- [Fragmento]
>>>>
Los avances en medicina son relativamente recientes. En lo que respecta a nuestra sangre, no fue hasta comienzos del siglo XX cuando el doctor Karl Landsteiner clasificó los grupos sanguíneos, momento en el que aprendimos que las transfusiones de sangre entre grupos incompatibles podían llegar a provocar una reacción inmunológica que en su máxima fatalidad podría llevarte directo al otro barrio.

Antes de eso, las sangrías, las transfusiones fallidas con desenlace fatal y las ocurrencias bárbaras de algunos médicos estaban al orden del día. Según lo que nos cuenta nuestro pasado, la primera transferencia de la historia se realizó el mismo año que Colón descubrió América. Según describe en un manuscrito de la época el historiador Stefano Infessura, un médico empleó la sangre de tres niños de diez años con el fin de salvar al Papa Inocencio VIII de un coma. ¿El problema? La vía de administración de la sangre. En lugar de inyectársela en vena se la hicieron beber ¿resultado? Un Papá y tres niños muertos.

Pero hasta aquí, la lógica parecía reinar y no iban tan mal encaminados con la idea. Está claro que a todos nos parece de locos que alguien intentará hacer una transfusión sanguínea por vía oral, pero os recuerdo que cinco siglos después hay gente que sigue pensando que la Tierra es hueca o plana.

No sería hasta el siglo XVII cuando los médicos empezaron a experimentar más en serio con nuestro viscoso líquido rojo. En 1613, el británico William Harvey describió por primera vez la circulación y las propiedades de la sangre y claro, la comunidad científica estaba deseando pasar de la teoría a la práctica. Pero no empezaron la aventura realizándolas de humano a humano, sino de animal a humano. El primer caso documentado fue el de un tipo que padecía una «locura inofensiva». El médico Richard Lower creía que se podía calmar el carácter del paciente inyectándole sangre de… oveja. Los resultados debieron ser algo traumáticos, ya que el sujeto se negó a que Lower le volviese a poner la mano encima.
<<<<
- [Datos registrados]
>>>>
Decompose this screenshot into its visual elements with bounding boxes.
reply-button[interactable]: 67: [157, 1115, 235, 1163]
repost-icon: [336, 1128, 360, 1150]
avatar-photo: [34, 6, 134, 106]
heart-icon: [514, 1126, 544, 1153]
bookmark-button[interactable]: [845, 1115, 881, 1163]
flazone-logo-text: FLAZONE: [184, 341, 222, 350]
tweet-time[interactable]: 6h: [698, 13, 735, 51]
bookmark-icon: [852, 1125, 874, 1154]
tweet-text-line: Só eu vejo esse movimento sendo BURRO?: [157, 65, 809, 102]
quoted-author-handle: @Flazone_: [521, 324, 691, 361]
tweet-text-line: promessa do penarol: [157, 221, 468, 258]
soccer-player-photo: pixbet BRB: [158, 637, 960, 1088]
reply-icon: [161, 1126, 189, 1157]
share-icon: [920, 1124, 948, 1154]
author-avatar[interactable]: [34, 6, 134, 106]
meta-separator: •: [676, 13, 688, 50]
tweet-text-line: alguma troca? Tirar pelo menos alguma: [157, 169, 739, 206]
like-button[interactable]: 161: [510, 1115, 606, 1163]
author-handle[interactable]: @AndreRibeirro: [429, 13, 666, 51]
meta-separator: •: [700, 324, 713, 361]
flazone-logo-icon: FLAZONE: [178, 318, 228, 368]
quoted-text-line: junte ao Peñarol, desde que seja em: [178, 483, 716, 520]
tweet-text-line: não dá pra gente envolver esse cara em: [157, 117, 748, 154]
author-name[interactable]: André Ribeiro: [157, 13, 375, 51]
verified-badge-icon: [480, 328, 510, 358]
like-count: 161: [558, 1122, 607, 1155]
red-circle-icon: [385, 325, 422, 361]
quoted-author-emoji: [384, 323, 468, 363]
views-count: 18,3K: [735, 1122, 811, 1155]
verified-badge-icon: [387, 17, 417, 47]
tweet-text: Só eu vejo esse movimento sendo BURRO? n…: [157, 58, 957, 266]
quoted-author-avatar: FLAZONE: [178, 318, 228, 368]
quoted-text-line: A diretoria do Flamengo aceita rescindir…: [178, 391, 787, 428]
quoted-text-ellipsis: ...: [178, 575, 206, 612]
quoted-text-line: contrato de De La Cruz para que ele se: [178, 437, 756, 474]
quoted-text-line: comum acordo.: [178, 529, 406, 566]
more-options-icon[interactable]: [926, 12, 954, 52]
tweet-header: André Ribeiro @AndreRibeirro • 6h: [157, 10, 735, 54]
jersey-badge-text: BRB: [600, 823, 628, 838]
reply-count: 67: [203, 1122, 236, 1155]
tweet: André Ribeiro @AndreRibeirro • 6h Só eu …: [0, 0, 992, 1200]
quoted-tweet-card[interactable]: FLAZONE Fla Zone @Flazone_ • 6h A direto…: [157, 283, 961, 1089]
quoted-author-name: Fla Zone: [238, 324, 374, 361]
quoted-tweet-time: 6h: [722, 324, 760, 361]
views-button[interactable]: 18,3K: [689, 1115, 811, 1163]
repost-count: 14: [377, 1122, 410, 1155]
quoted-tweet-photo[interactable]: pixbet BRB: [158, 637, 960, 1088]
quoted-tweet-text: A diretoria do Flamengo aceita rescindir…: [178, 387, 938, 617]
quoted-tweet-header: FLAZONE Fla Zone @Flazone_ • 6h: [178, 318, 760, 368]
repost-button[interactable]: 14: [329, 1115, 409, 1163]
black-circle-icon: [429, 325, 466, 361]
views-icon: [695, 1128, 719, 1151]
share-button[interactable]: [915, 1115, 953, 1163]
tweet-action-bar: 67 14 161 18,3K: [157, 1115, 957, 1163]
<<<<
Prolonga el texto sobre la historia de las transfusiones de sangre a partir de su última oración, manteniendo su tono y su estilo.

- [Respuesta]
Los franceses, que ni mucho menos iban a quedar por detrás de los ingleses, también comenzaron a experimentar. El pionero fue el doctor Jean-Baptiste Denys, que ha pasado a la historia por ser el primer médico en hacer una transfusión con éxito. Un título que no merece, ya que si esta tuvo éxito fue porque inyectó tan poca sangre que era imposible que causara una reacción.

Pero antes de ser laureado injustamente, el médico francés hizo sus pinitos con transfusiones animal-humano. Valiéndose de plumas de pájaros y usando una oveja como donante, realizó una transfusión sanguínea a un adolescente de quince años. Misteriosamente, sobrevivió (con toda probabilidad porque la cantidad de sangre inyectada había sido mínima). Confiado, usó el mismo método con un trabajador y después con un tercero. Este último murió tras la segunda sangría.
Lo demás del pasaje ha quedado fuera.